## START LISTED RECORDS

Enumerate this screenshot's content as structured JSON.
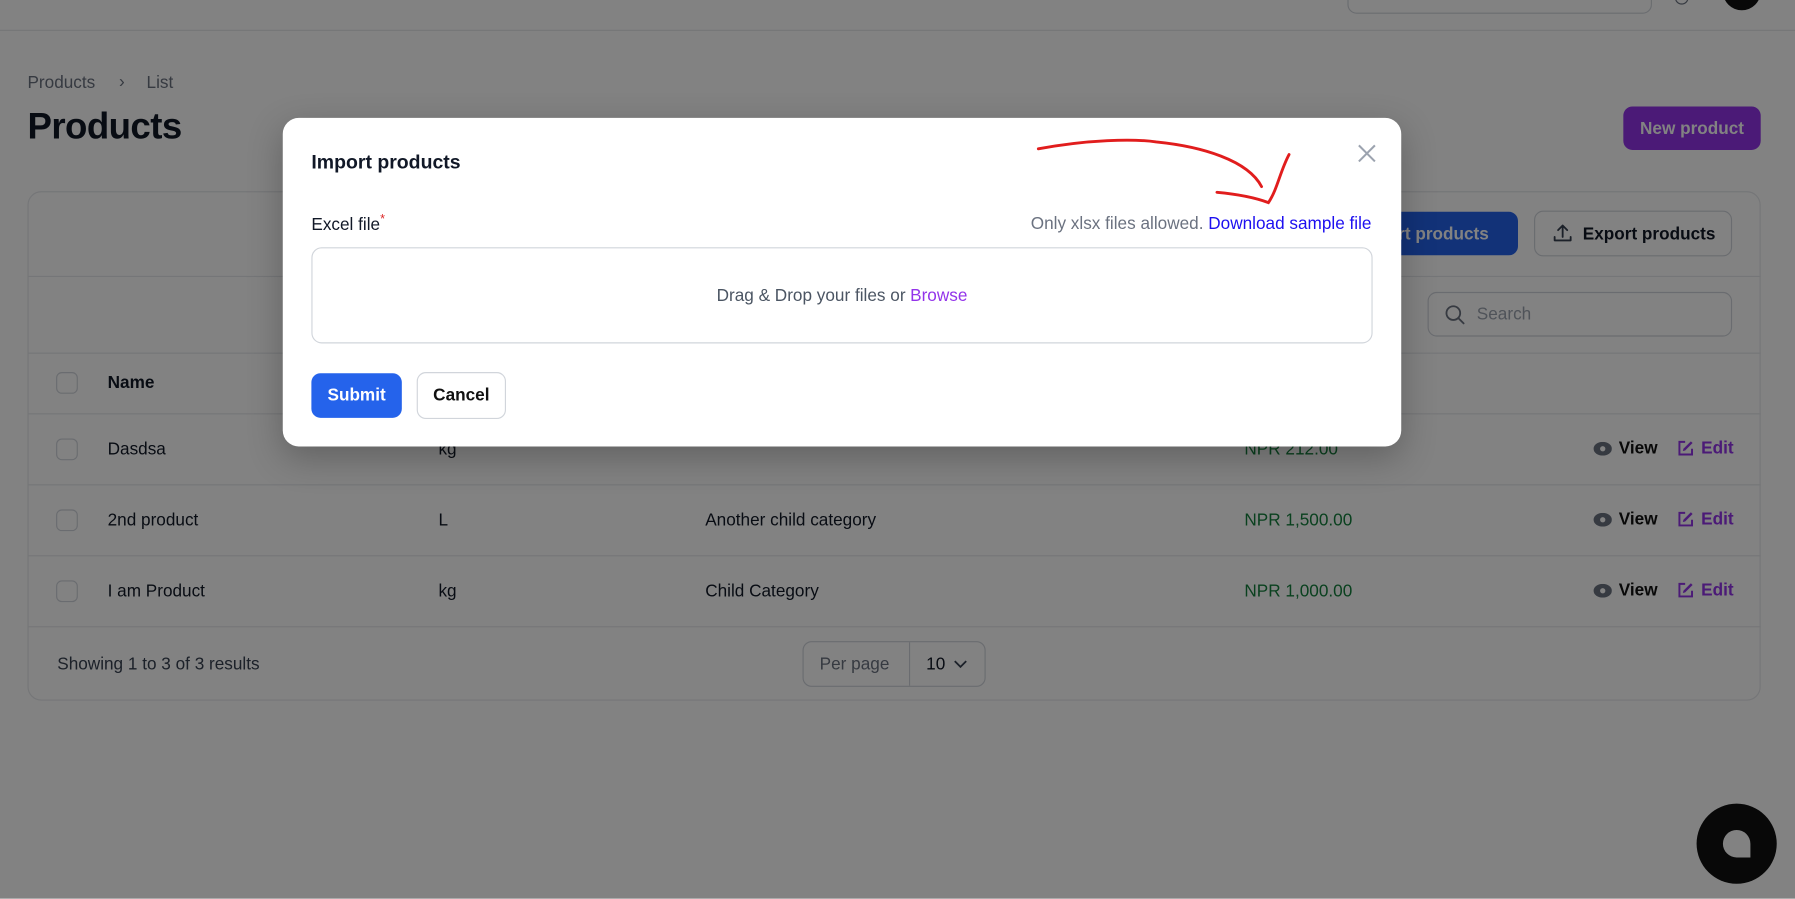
{
  "colors": {
    "primary": "#2563eb",
    "accent": "#9333ea",
    "price": "#15803d",
    "annotation": "#e11d1d"
  },
  "breadcrumb": {
    "items": [
      "Products",
      "List"
    ]
  },
  "header": {
    "title": "Products",
    "new_button": "New product"
  },
  "toolbar": {
    "import_label": "Import products",
    "export_label": "Export products",
    "search_placeholder": "Search"
  },
  "table": {
    "columns": [
      "Name"
    ],
    "rows": [
      {
        "name": "Dasdsa",
        "unit": "kg",
        "category": "",
        "price": "NPR 212.00"
      },
      {
        "name": "2nd product",
        "unit": "L",
        "category": "Another child category",
        "price": "NPR 1,500.00"
      },
      {
        "name": "I am Product",
        "unit": "kg",
        "category": "Child Category",
        "price": "NPR 1,000.00"
      }
    ],
    "view_label": "View",
    "edit_label": "Edit"
  },
  "footer": {
    "summary": "Showing 1 to 3 of 3 results",
    "per_page_label": "Per page",
    "per_page_value": "10"
  },
  "modal": {
    "title": "Import products",
    "field_label": "Excel file",
    "required_mark": "*",
    "hint": "Only xlsx files allowed.",
    "download_link": "Download sample file",
    "drop_text": "Drag & Drop your files or",
    "browse_label": "Browse",
    "submit_label": "Submit",
    "cancel_label": "Cancel"
  }
}
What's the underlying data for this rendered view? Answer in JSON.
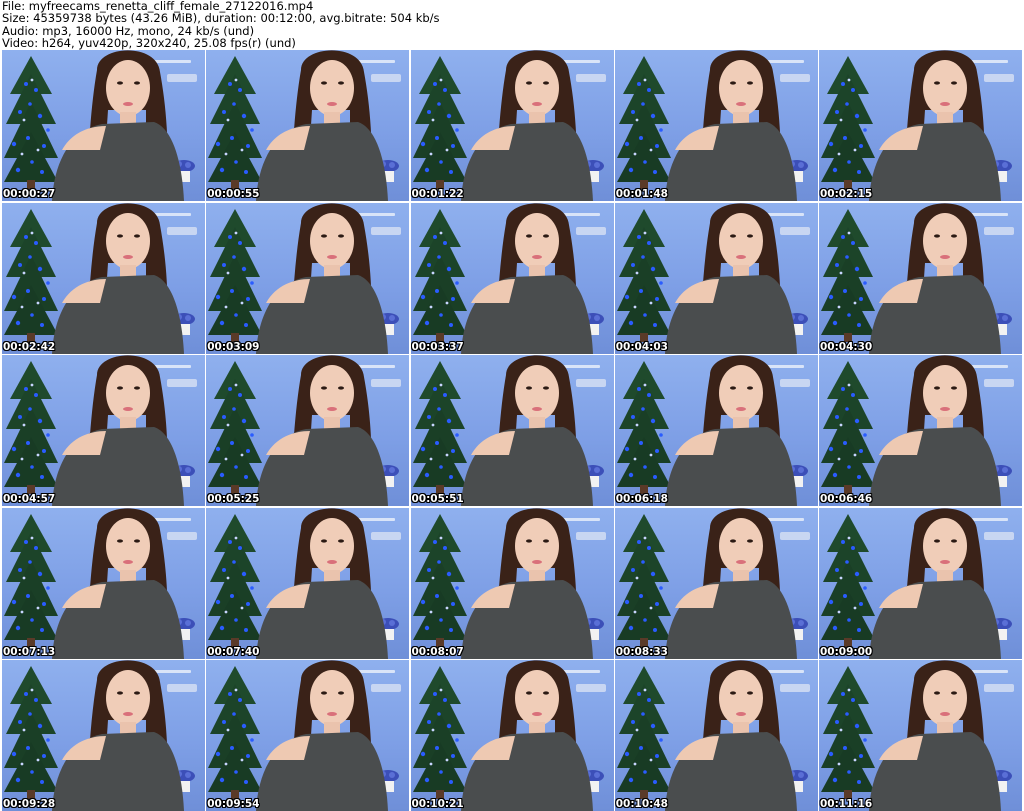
{
  "header": {
    "line1": "File: myfreecams_renetta_cliff_female_27122016.mp4",
    "line2": "Size: 45359738 bytes (43.26 MiB), duration: 00:12:00, avg.bitrate: 504 kb/s",
    "line3": "Audio: mp3, 16000 Hz, mono, 24 kb/s (und)",
    "line4": "Video: h264, yuv420p, 320x240, 25.08 fps(r) (und)"
  },
  "thumbnails": [
    {
      "timestamp": "00:00:27"
    },
    {
      "timestamp": "00:00:55"
    },
    {
      "timestamp": "00:01:22"
    },
    {
      "timestamp": "00:01:48"
    },
    {
      "timestamp": "00:02:15"
    },
    {
      "timestamp": "00:02:42"
    },
    {
      "timestamp": "00:03:09"
    },
    {
      "timestamp": "00:03:37"
    },
    {
      "timestamp": "00:04:03"
    },
    {
      "timestamp": "00:04:30"
    },
    {
      "timestamp": "00:04:57"
    },
    {
      "timestamp": "00:05:25"
    },
    {
      "timestamp": "00:05:51"
    },
    {
      "timestamp": "00:06:18"
    },
    {
      "timestamp": "00:06:46"
    },
    {
      "timestamp": "00:07:13"
    },
    {
      "timestamp": "00:07:40"
    },
    {
      "timestamp": "00:08:07"
    },
    {
      "timestamp": "00:08:33"
    },
    {
      "timestamp": "00:09:00"
    },
    {
      "timestamp": "00:09:28"
    },
    {
      "timestamp": "00:09:54"
    },
    {
      "timestamp": "00:10:21"
    },
    {
      "timestamp": "00:10:48"
    },
    {
      "timestamp": "00:11:16"
    }
  ],
  "colors": {
    "background": "#ffffff",
    "wall": "#8fb0ee",
    "tree": "#1f4a2c",
    "tree_lights": "#2a5cff",
    "hair": "#3a2218",
    "sweater": "#4a4d4e",
    "skin": "#f0cdb8"
  }
}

## END LISTED RECORDS

* **PROBLEM TO WORK ON**: Return each line that includes "files".

* **COMPLETED EXERCISE**:
    "hint": "Only xlsx files allowed.",
    "drop_text": "Drag & Drop your files or",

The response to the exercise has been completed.